[Dataset records]
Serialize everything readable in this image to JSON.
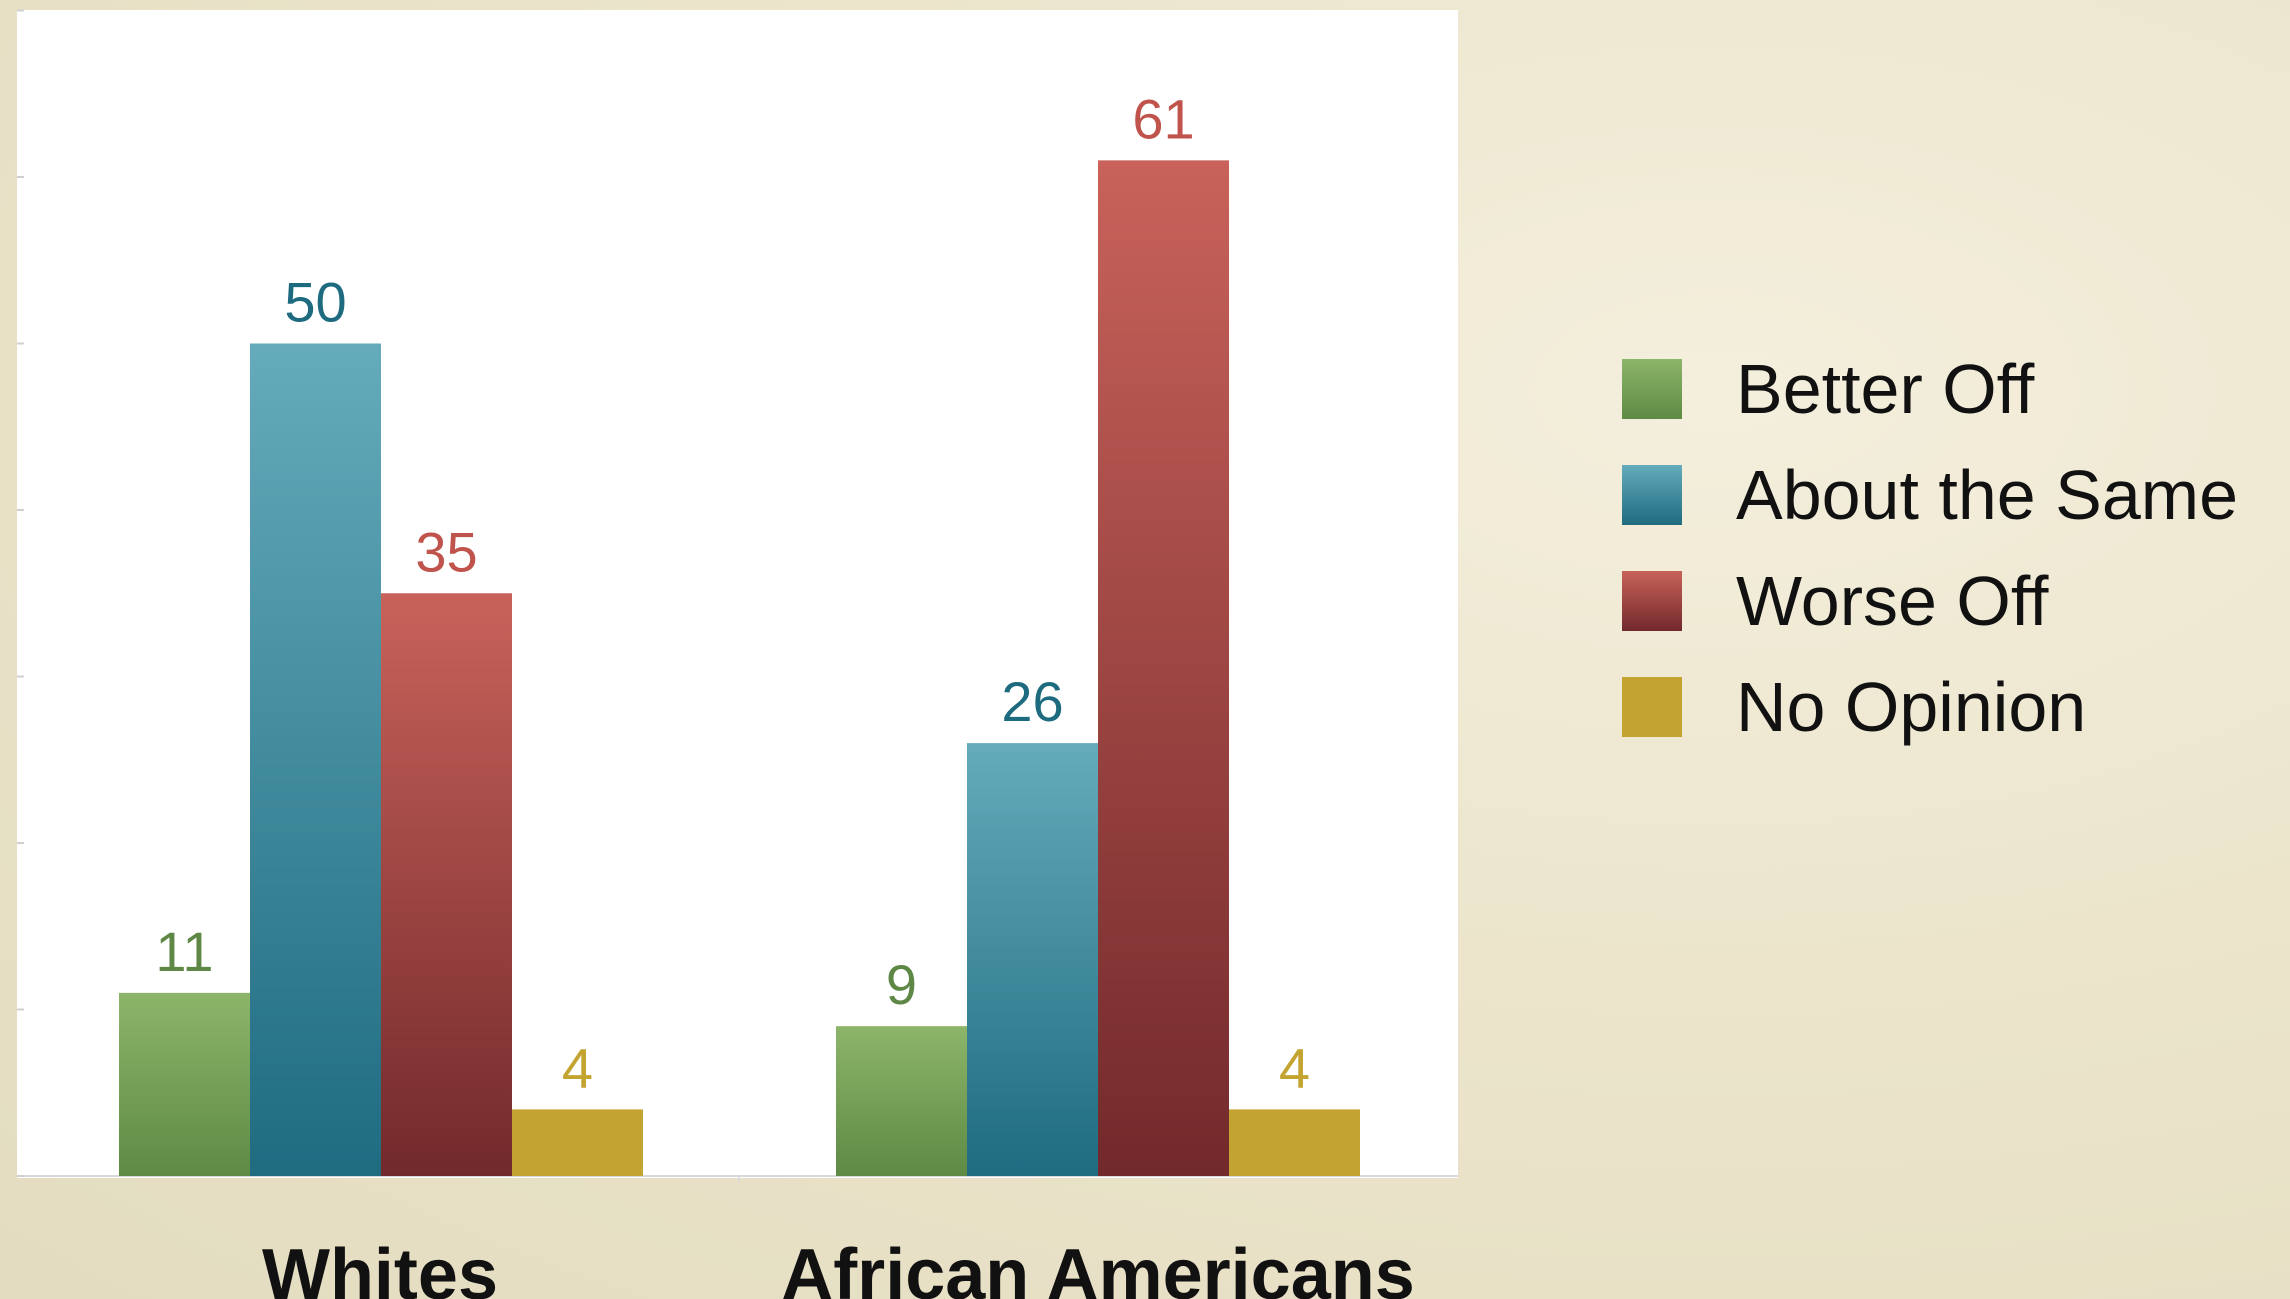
{
  "chart_data": {
    "type": "bar",
    "categories": [
      "Whites",
      "African Americans"
    ],
    "series": [
      {
        "name": "Better Off",
        "values": [
          11,
          9
        ]
      },
      {
        "name": "About the Same",
        "values": [
          50,
          26
        ]
      },
      {
        "name": "Worse Off",
        "values": [
          35,
          61
        ]
      },
      {
        "name": "No Opinion",
        "values": [
          4,
          4
        ]
      }
    ],
    "colors": {
      "Better Off": {
        "top": "#8db56a",
        "bottom": "#5e8a44",
        "label": "#5f8846"
      },
      "About the Same": {
        "top": "#64abbb",
        "bottom": "#1f6b80",
        "label": "#1e6b80"
      },
      "Worse Off": {
        "top": "#c8625a",
        "bottom": "#72292b",
        "label": "#c0544d"
      },
      "No Opinion": {
        "top": "#c4a431",
        "bottom": "#c4a431",
        "label": "#c4a431"
      }
    },
    "ylim": [
      0,
      70
    ],
    "grid": false,
    "legend_position": "right",
    "title": "",
    "xlabel": "",
    "ylabel": ""
  }
}
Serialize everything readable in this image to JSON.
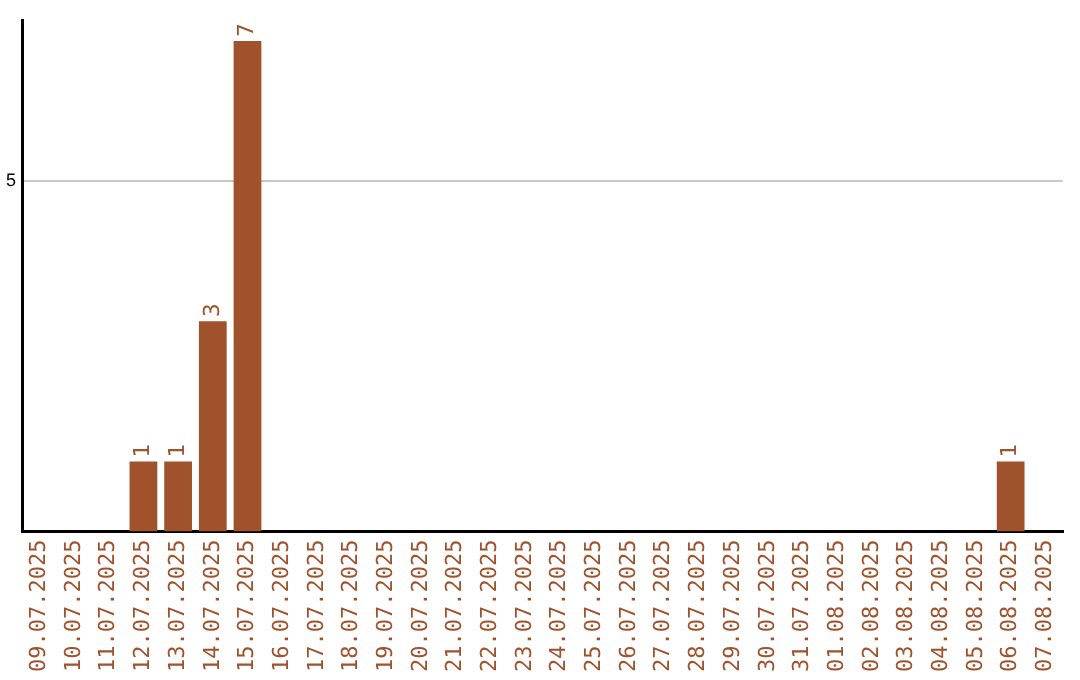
{
  "chart_data": {
    "type": "bar",
    "categories": [
      "09.07.2025",
      "10.07.2025",
      "11.07.2025",
      "12.07.2025",
      "13.07.2025",
      "14.07.2025",
      "15.07.2025",
      "16.07.2025",
      "17.07.2025",
      "18.07.2025",
      "19.07.2025",
      "20.07.2025",
      "21.07.2025",
      "22.07.2025",
      "23.07.2025",
      "24.07.2025",
      "25.07.2025",
      "26.07.2025",
      "27.07.2025",
      "28.07.2025",
      "29.07.2025",
      "30.07.2025",
      "31.07.2025",
      "01.08.2025",
      "02.08.2025",
      "03.08.2025",
      "04.08.2025",
      "05.08.2025",
      "06.08.2025",
      "07.08.2025"
    ],
    "values": [
      0,
      0,
      0,
      1,
      1,
      3,
      7,
      0,
      0,
      0,
      0,
      0,
      0,
      0,
      0,
      0,
      0,
      0,
      0,
      0,
      0,
      0,
      0,
      0,
      0,
      0,
      0,
      0,
      1,
      0
    ],
    "value_labels": [
      null,
      null,
      null,
      "1",
      "1",
      "3",
      "7",
      null,
      null,
      null,
      null,
      null,
      null,
      null,
      null,
      null,
      null,
      null,
      null,
      null,
      null,
      null,
      null,
      null,
      null,
      null,
      null,
      null,
      "1",
      null
    ],
    "color": "#a0522d",
    "ylim": [
      0,
      7.3
    ],
    "yticks": [
      5
    ],
    "grid": "y",
    "legend": false
  }
}
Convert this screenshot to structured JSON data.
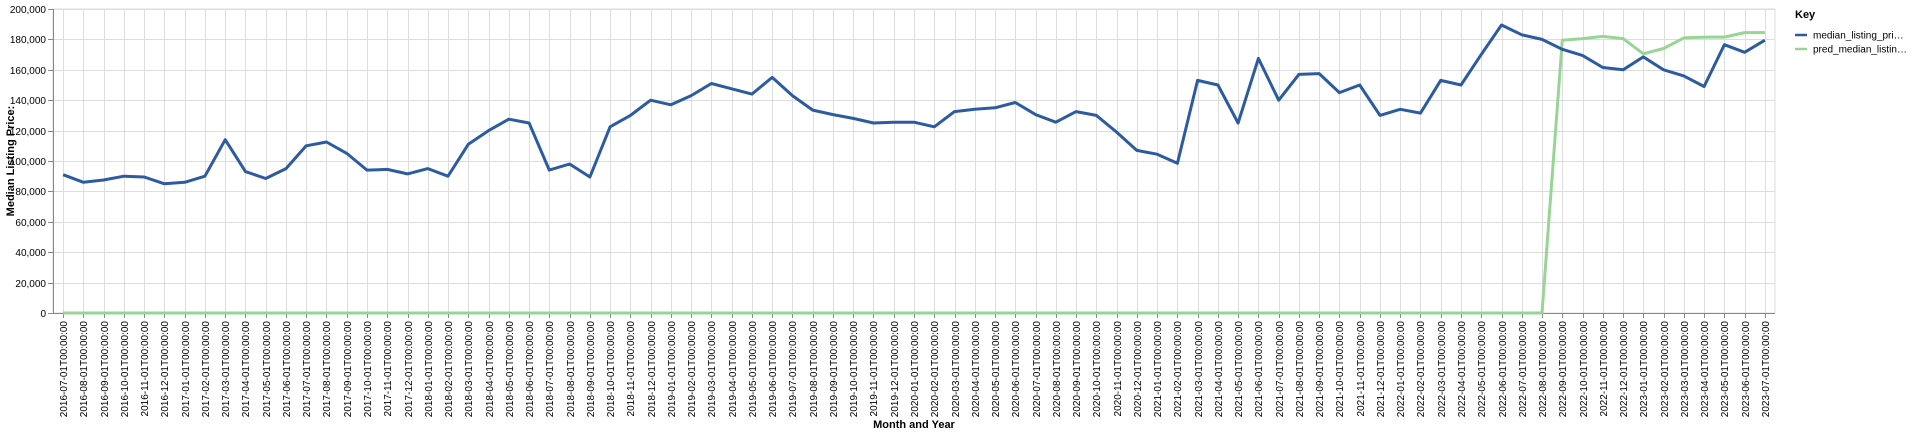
{
  "chart_data": {
    "type": "line",
    "xlabel": "Month and Year",
    "ylabel": "Median Listing Price:",
    "ylim": [
      0,
      200000
    ],
    "yticks": [
      "0",
      "20,000",
      "40,000",
      "60,000",
      "80,000",
      "100,000",
      "120,000",
      "140,000",
      "160,000",
      "180,000",
      "200,000"
    ],
    "ytick_values": [
      0,
      20000,
      40000,
      60000,
      80000,
      100000,
      120000,
      140000,
      160000,
      180000,
      200000
    ],
    "grid": true,
    "legend": {
      "title": "Key",
      "position": "top-right"
    },
    "x": [
      "2016-07-01T00:00:00",
      "2016-08-01T00:00:00",
      "2016-09-01T00:00:00",
      "2016-10-01T00:00:00",
      "2016-11-01T00:00:00",
      "2016-12-01T00:00:00",
      "2017-01-01T00:00:00",
      "2017-02-01T00:00:00",
      "2017-03-01T00:00:00",
      "2017-04-01T00:00:00",
      "2017-05-01T00:00:00",
      "2017-06-01T00:00:00",
      "2017-07-01T00:00:00",
      "2017-08-01T00:00:00",
      "2017-09-01T00:00:00",
      "2017-10-01T00:00:00",
      "2017-11-01T00:00:00",
      "2017-12-01T00:00:00",
      "2018-01-01T00:00:00",
      "2018-02-01T00:00:00",
      "2018-03-01T00:00:00",
      "2018-04-01T00:00:00",
      "2018-05-01T00:00:00",
      "2018-06-01T00:00:00",
      "2018-07-01T00:00:00",
      "2018-08-01T00:00:00",
      "2018-09-01T00:00:00",
      "2018-10-01T00:00:00",
      "2018-11-01T00:00:00",
      "2018-12-01T00:00:00",
      "2019-01-01T00:00:00",
      "2019-02-01T00:00:00",
      "2019-03-01T00:00:00",
      "2019-04-01T00:00:00",
      "2019-05-01T00:00:00",
      "2019-06-01T00:00:00",
      "2019-07-01T00:00:00",
      "2019-08-01T00:00:00",
      "2019-09-01T00:00:00",
      "2019-10-01T00:00:00",
      "2019-11-01T00:00:00",
      "2019-12-01T00:00:00",
      "2020-01-01T00:00:00",
      "2020-02-01T00:00:00",
      "2020-03-01T00:00:00",
      "2020-04-01T00:00:00",
      "2020-05-01T00:00:00",
      "2020-06-01T00:00:00",
      "2020-07-01T00:00:00",
      "2020-08-01T00:00:00",
      "2020-09-01T00:00:00",
      "2020-10-01T00:00:00",
      "2020-11-01T00:00:00",
      "2020-12-01T00:00:00",
      "2021-01-01T00:00:00",
      "2021-02-01T00:00:00",
      "2021-03-01T00:00:00",
      "2021-04-01T00:00:00",
      "2021-05-01T00:00:00",
      "2021-06-01T00:00:00",
      "2021-07-01T00:00:00",
      "2021-08-01T00:00:00",
      "2021-09-01T00:00:00",
      "2021-10-01T00:00:00",
      "2021-11-01T00:00:00",
      "2021-12-01T00:00:00",
      "2022-01-01T00:00:00",
      "2022-02-01T00:00:00",
      "2022-03-01T00:00:00",
      "2022-04-01T00:00:00",
      "2022-05-01T00:00:00",
      "2022-06-01T00:00:00",
      "2022-07-01T00:00:00",
      "2022-08-01T00:00:00",
      "2022-09-01T00:00:00",
      "2022-10-01T00:00:00",
      "2022-11-01T00:00:00",
      "2022-12-01T00:00:00",
      "2023-01-01T00:00:00",
      "2023-02-01T00:00:00",
      "2023-03-01T00:00:00",
      "2023-04-01T00:00:00",
      "2023-05-01T00:00:00",
      "2023-06-01T00:00:00",
      "2023-07-01T00:00:00"
    ],
    "series": [
      {
        "name": "median_listing_pri…",
        "color": "#2c5ba0",
        "values": [
          91000,
          86000,
          87500,
          90000,
          89500,
          85000,
          86000,
          90000,
          114000,
          93000,
          88500,
          95000,
          110000,
          112500,
          105000,
          94000,
          94500,
          91500,
          95000,
          90000,
          111000,
          120000,
          127500,
          125000,
          94000,
          98000,
          89500,
          122500,
          130000,
          140000,
          137000,
          143000,
          151000,
          147500,
          144000,
          155000,
          143000,
          133500,
          130500,
          128000,
          125000,
          125500,
          125500,
          122500,
          132500,
          134000,
          135000,
          138500,
          130500,
          125500,
          132500,
          130000,
          119000,
          107000,
          104500,
          98500,
          153000,
          150000,
          125000,
          167500,
          140000,
          157000,
          157500,
          145000,
          150000,
          130000,
          134000,
          131500,
          153000,
          150000,
          170000,
          189500,
          183000,
          180000,
          173500,
          169500,
          161500,
          160000,
          168500,
          160000,
          156000,
          149000,
          176500,
          171500,
          179500
        ]
      },
      {
        "name": "pred_median_listin…",
        "color": "#98d594",
        "values": [
          0,
          0,
          0,
          0,
          0,
          0,
          0,
          0,
          0,
          0,
          0,
          0,
          0,
          0,
          0,
          0,
          0,
          0,
          0,
          0,
          0,
          0,
          0,
          0,
          0,
          0,
          0,
          0,
          0,
          0,
          0,
          0,
          0,
          0,
          0,
          0,
          0,
          0,
          0,
          0,
          0,
          0,
          0,
          0,
          0,
          0,
          0,
          0,
          0,
          0,
          0,
          0,
          0,
          0,
          0,
          0,
          0,
          0,
          0,
          0,
          0,
          0,
          0,
          0,
          0,
          0,
          0,
          0,
          0,
          0,
          0,
          0,
          0,
          0,
          179500,
          180500,
          182000,
          180500,
          170500,
          174000,
          181000,
          181500,
          181500,
          184500,
          184500
        ]
      }
    ]
  }
}
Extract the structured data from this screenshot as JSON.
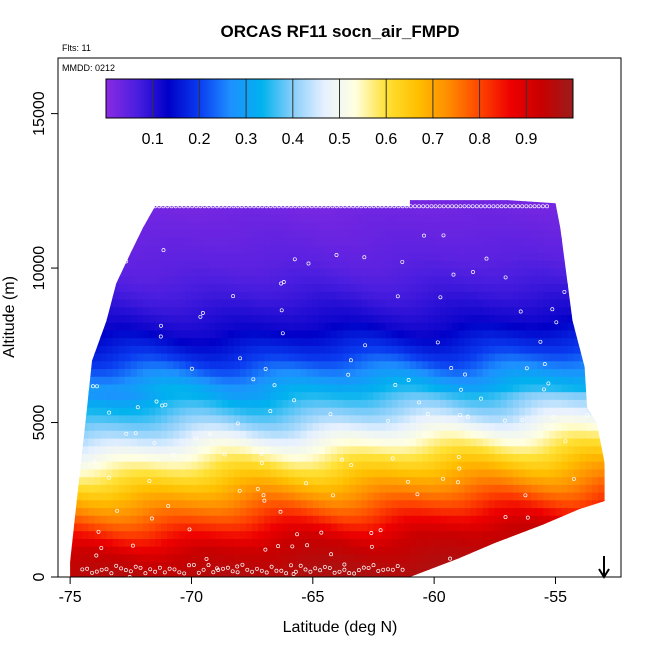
{
  "chart_data": {
    "type": "heatmap",
    "title": "ORCAS RF11 socn_air_FMPD",
    "annotations": [
      "Flts: 11",
      "MMDD: 0212"
    ],
    "xlabel": "Latitude (deg N)",
    "ylabel": "Altitude (m)",
    "xlim": [
      -75.5,
      -52.3
    ],
    "ylim": [
      0,
      16800
    ],
    "x_ticks": [
      -75,
      -70,
      -65,
      -60,
      -55
    ],
    "x_tick_labels": [
      "-75",
      "-70",
      "-65",
      "-60",
      "-55"
    ],
    "y_ticks": [
      0,
      5000,
      10000,
      15000
    ],
    "y_tick_labels": [
      "0",
      "5000",
      "10000",
      "15000"
    ],
    "colorbar": {
      "ticks": [
        0.1,
        0.2,
        0.3,
        0.4,
        0.5,
        0.6,
        0.7,
        0.8,
        0.9
      ],
      "tick_labels": [
        "0.1",
        "0.2",
        "0.3",
        "0.4",
        "0.5",
        "0.6",
        "0.7",
        "0.8",
        "0.9"
      ],
      "range": [
        0,
        1
      ],
      "colors": [
        "#8a2be2",
        "#4b1ee0",
        "#0000c8",
        "#0a3cf0",
        "#1e90ff",
        "#00b2ee",
        "#87cefa",
        "#e6f0ff",
        "#ffffe0",
        "#ffe135",
        "#ffc000",
        "#ff8c00",
        "#ff4500",
        "#ee0000",
        "#c80000",
        "#9b1c1c"
      ]
    },
    "domain": {
      "lat_min": -75,
      "lat_max": -53,
      "top_boundary": [
        [
          -75,
          500
        ],
        [
          -74.3,
          5500
        ],
        [
          -74.1,
          7000
        ],
        [
          -73.5,
          8300
        ],
        [
          -73.1,
          9500
        ],
        [
          -72.5,
          10500
        ],
        [
          -72.0,
          11300
        ],
        [
          -71.5,
          12000
        ],
        [
          -61.0,
          12000
        ],
        [
          -61.0,
          12200
        ],
        [
          -57.0,
          12200
        ],
        [
          -55.0,
          12100
        ],
        [
          -54.8,
          11300
        ],
        [
          -54.3,
          8300
        ],
        [
          -53.8,
          6800
        ],
        [
          -53.7,
          5500
        ],
        [
          -53.3,
          5000
        ],
        [
          -53.0,
          3800
        ],
        [
          -52.8,
          2500
        ]
      ],
      "bottom_boundary": [
        [
          -75.2,
          0
        ],
        [
          -61.0,
          0
        ],
        [
          -59.0,
          600
        ],
        [
          -57.5,
          1100
        ],
        [
          -55.5,
          1700
        ],
        [
          -54.0,
          2200
        ],
        [
          -52.8,
          2500
        ]
      ]
    },
    "layers": [
      {
        "altitude": 0,
        "value": 0.97
      },
      {
        "altitude": 1000,
        "value": 0.93
      },
      {
        "altitude": 2000,
        "value": 0.8
      },
      {
        "altitude": 3000,
        "value": 0.68
      },
      {
        "altitude": 4000,
        "value": 0.55
      },
      {
        "altitude": 5000,
        "value": 0.42
      },
      {
        "altitude": 6000,
        "value": 0.32
      },
      {
        "altitude": 7000,
        "value": 0.2
      },
      {
        "altitude": 8000,
        "value": 0.12
      },
      {
        "altitude": 9000,
        "value": 0.08
      },
      {
        "altitude": 10000,
        "value": 0.05
      },
      {
        "altitude": 12200,
        "value": 0.02
      }
    ],
    "marker": {
      "latitude": -53.0,
      "symbol": "arrow-down"
    }
  }
}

=== Given exercise ===
Using the records above, list each line that includes "xlabel".

=== Written response ===
    "xlabel": "",
    "xlabel": "Month and Year",
    "xlabel": "Latitude (deg N)",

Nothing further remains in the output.